Dataset records:
++++++++++++++++++++

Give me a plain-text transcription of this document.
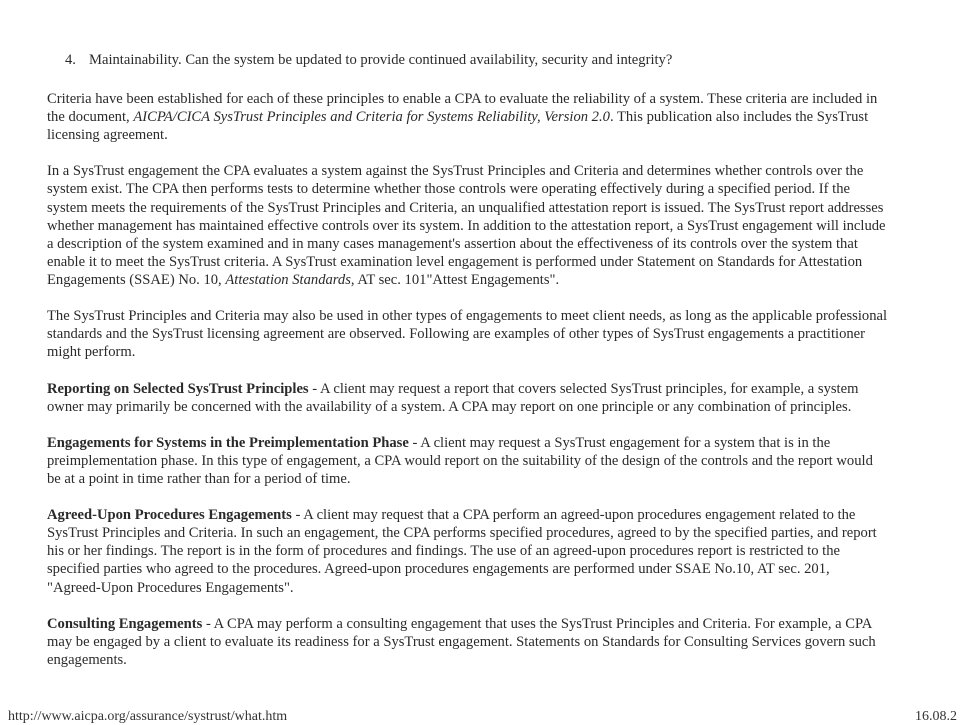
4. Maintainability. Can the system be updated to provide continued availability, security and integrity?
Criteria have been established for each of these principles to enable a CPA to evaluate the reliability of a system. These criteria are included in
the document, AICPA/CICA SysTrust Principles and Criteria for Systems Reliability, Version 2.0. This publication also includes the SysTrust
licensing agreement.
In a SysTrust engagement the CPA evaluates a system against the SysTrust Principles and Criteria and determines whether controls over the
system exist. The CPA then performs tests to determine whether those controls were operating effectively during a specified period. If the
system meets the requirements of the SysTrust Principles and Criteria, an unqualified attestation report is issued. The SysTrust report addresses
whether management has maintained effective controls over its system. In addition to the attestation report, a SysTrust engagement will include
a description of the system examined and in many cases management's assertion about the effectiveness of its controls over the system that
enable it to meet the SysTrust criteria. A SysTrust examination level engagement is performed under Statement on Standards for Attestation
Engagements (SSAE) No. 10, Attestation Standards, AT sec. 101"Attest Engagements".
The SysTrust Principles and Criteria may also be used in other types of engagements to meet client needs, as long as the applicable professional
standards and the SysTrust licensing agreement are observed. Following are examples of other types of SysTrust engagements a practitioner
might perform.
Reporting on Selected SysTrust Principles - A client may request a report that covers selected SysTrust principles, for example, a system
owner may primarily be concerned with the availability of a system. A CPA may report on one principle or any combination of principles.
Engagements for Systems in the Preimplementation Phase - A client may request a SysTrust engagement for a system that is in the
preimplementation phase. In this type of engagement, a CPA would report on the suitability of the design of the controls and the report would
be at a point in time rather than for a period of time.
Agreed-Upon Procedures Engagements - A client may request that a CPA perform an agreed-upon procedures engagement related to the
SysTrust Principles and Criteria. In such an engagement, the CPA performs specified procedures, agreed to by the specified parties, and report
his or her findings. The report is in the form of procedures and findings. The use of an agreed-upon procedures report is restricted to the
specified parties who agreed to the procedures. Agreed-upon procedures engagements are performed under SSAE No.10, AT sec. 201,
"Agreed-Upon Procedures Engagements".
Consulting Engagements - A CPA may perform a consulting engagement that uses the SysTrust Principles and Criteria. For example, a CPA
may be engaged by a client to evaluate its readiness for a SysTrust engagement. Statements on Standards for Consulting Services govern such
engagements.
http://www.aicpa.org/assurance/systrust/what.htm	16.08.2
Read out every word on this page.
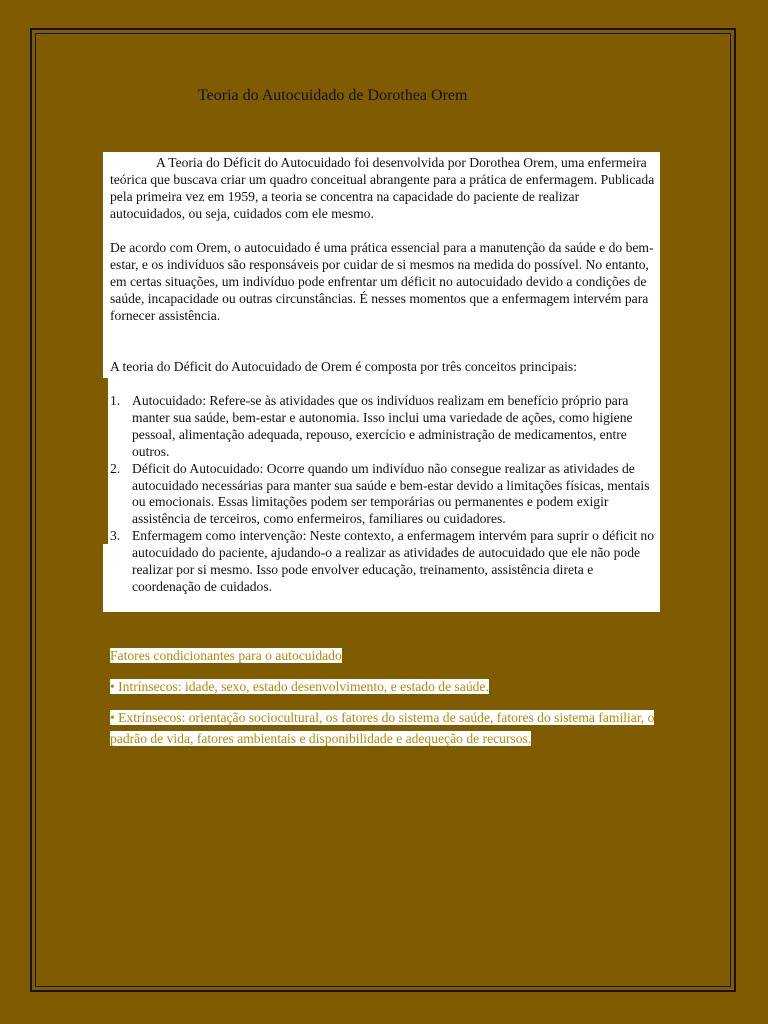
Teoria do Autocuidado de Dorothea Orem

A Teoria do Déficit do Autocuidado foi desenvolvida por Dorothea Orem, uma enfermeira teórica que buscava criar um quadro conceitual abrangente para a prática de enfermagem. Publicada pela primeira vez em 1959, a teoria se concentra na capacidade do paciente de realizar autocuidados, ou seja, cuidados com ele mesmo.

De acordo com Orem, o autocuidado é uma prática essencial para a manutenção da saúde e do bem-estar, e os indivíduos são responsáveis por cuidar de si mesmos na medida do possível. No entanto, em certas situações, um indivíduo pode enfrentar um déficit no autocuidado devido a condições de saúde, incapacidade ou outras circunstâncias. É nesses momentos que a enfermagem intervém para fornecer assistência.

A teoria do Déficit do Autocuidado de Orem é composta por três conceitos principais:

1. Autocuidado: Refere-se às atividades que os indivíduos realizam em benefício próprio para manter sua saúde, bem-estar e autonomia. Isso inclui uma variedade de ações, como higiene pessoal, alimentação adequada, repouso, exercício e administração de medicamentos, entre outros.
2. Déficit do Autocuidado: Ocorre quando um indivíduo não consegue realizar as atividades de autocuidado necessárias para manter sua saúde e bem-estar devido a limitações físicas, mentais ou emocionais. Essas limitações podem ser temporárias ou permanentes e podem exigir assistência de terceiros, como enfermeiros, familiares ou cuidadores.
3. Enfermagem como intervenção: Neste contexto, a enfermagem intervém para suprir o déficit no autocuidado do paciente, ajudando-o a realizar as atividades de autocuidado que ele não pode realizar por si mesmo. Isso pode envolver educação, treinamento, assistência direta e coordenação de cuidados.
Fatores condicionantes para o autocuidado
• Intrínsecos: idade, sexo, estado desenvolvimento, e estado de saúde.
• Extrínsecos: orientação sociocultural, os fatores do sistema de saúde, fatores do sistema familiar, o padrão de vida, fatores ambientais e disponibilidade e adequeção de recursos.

++++++++++++++++++++

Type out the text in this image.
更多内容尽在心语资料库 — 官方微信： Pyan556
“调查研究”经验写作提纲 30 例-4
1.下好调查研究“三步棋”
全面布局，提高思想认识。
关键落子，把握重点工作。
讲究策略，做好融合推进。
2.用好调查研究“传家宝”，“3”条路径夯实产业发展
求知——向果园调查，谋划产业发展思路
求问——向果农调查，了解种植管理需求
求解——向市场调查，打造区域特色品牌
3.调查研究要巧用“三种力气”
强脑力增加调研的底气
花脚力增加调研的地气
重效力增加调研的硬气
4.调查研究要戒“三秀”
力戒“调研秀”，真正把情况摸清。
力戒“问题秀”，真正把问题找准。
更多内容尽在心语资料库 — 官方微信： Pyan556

++++++++++++++++++++

Task: Pick out every line above that contains the word "Isso" and copy it.

Solved problem:
1. Autocuidado: Refere-se às atividades que os indivíduos realizam em benefício próprio para manter sua saúde, bem-estar e autonomia. Isso inclui uma variedade de ações, como higiene pessoal, alimentação adequada, repouso, exercício e administração de medicamentos, entre outros.
3. Enfermagem como intervenção: Neste contexto, a enfermagem intervém para suprir o déficit no autocuidado do paciente, ajudando-o a realizar as atividades de autocuidado que ele não pode realizar por si mesmo. Isso pode envolver educação, treinamento, assistência direta e coordenação de cuidados.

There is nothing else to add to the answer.